[Written instruction] Return each line of the listing that contains the string "this".

[Available records]
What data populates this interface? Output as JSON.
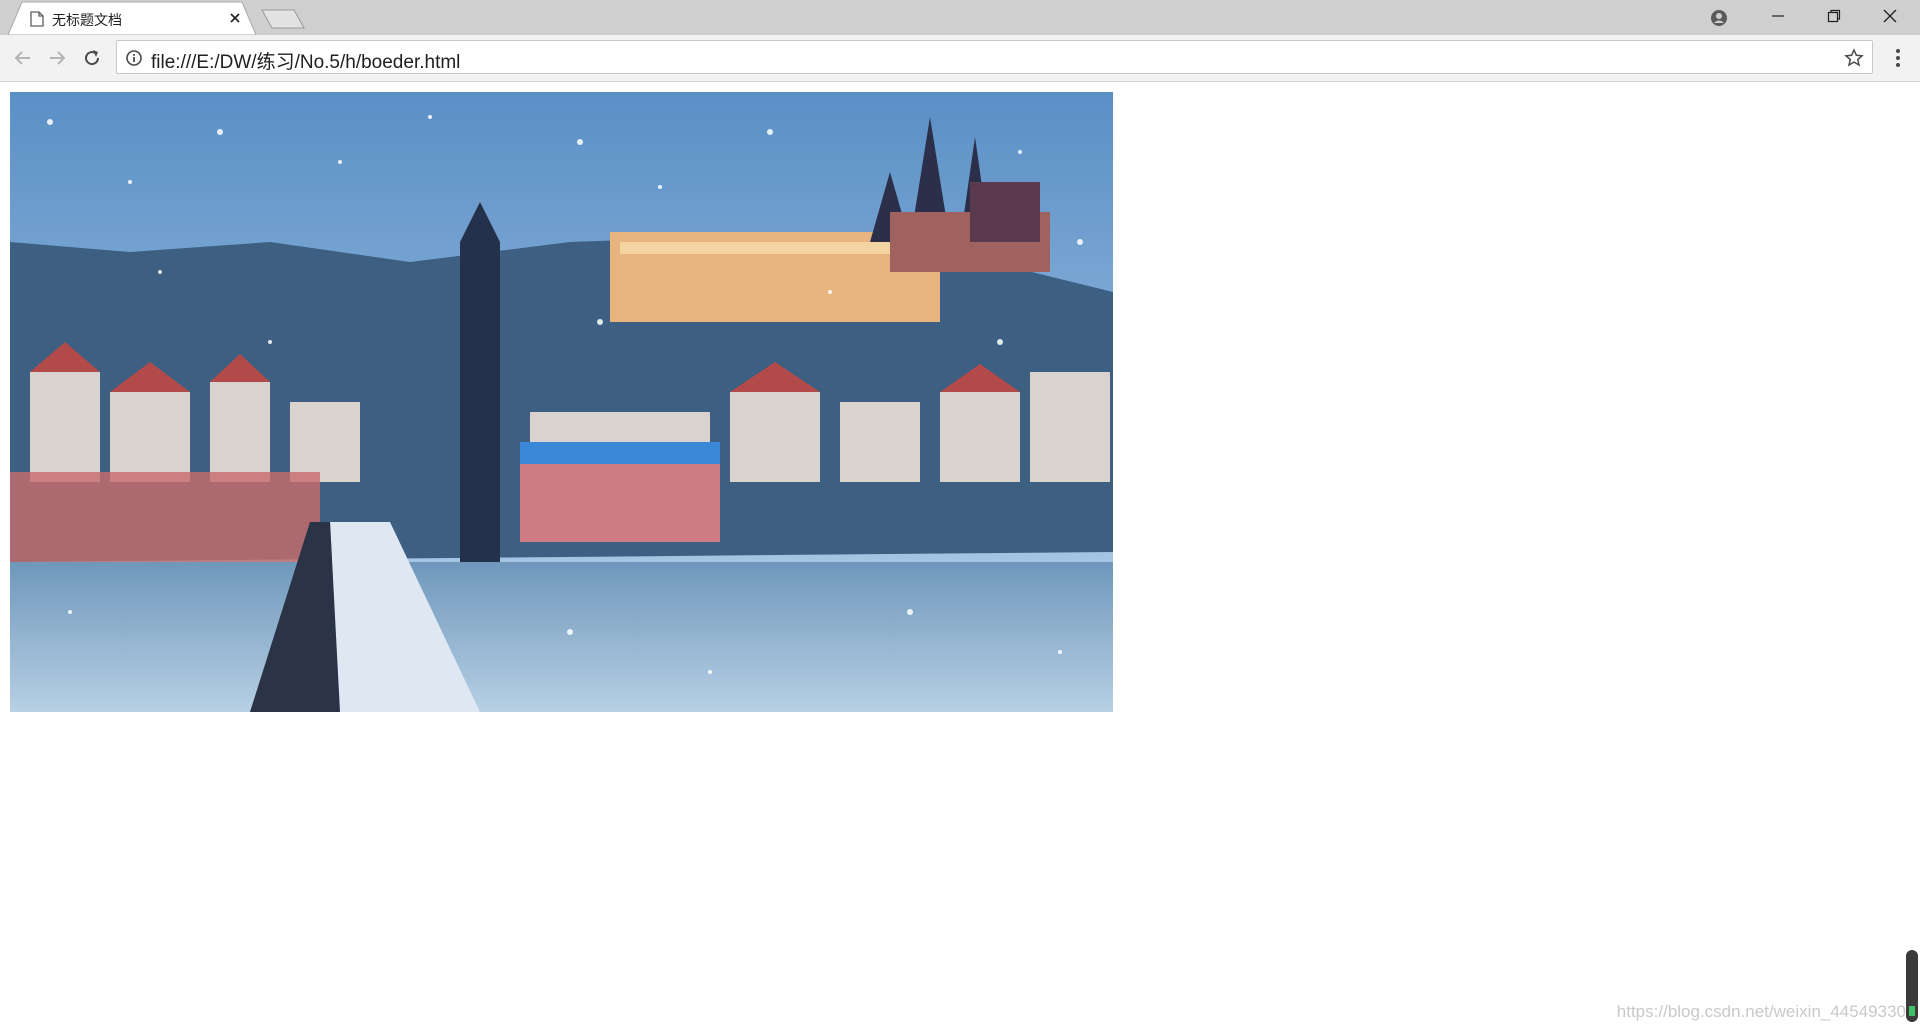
{
  "browser": {
    "tab": {
      "title": "无标题文档",
      "icon": "document-icon"
    },
    "new_tab_icon": "new-tab-icon",
    "window_controls": [
      "minimize-icon",
      "restore-icon",
      "close-icon"
    ],
    "profile_icon": "account-circle-icon"
  },
  "toolbar": {
    "back_icon": "back-arrow-icon",
    "forward_icon": "forward-arrow-icon",
    "reload_icon": "reload-icon",
    "address": {
      "url": "file:///E:/DW/练习/No.5/h/boeder.html",
      "info_icon": "info-icon",
      "bookmark_icon": "star-icon"
    },
    "menu_icon": "more-vert-icon"
  },
  "page": {
    "image_subject": "snowy city by river with castle",
    "watermark": "https://blog.csdn.net/weixin_44549330"
  },
  "colors": {
    "tabstrip": "#cfcfcf",
    "toolbar": "#f2f2f2",
    "page_bg": "#ffffff"
  }
}
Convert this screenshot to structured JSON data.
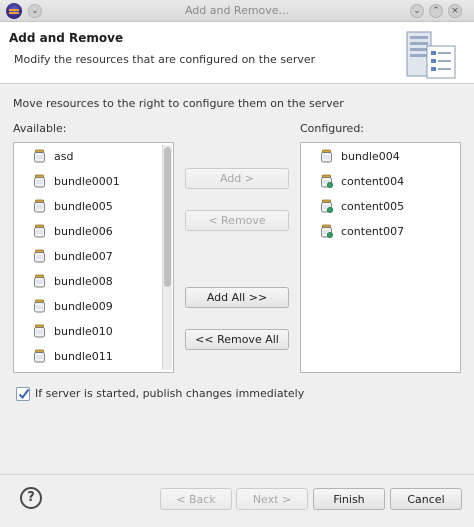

[Task response]
What data populates this interface? Output as JSON.
Convert this screenshot to structured JSON data.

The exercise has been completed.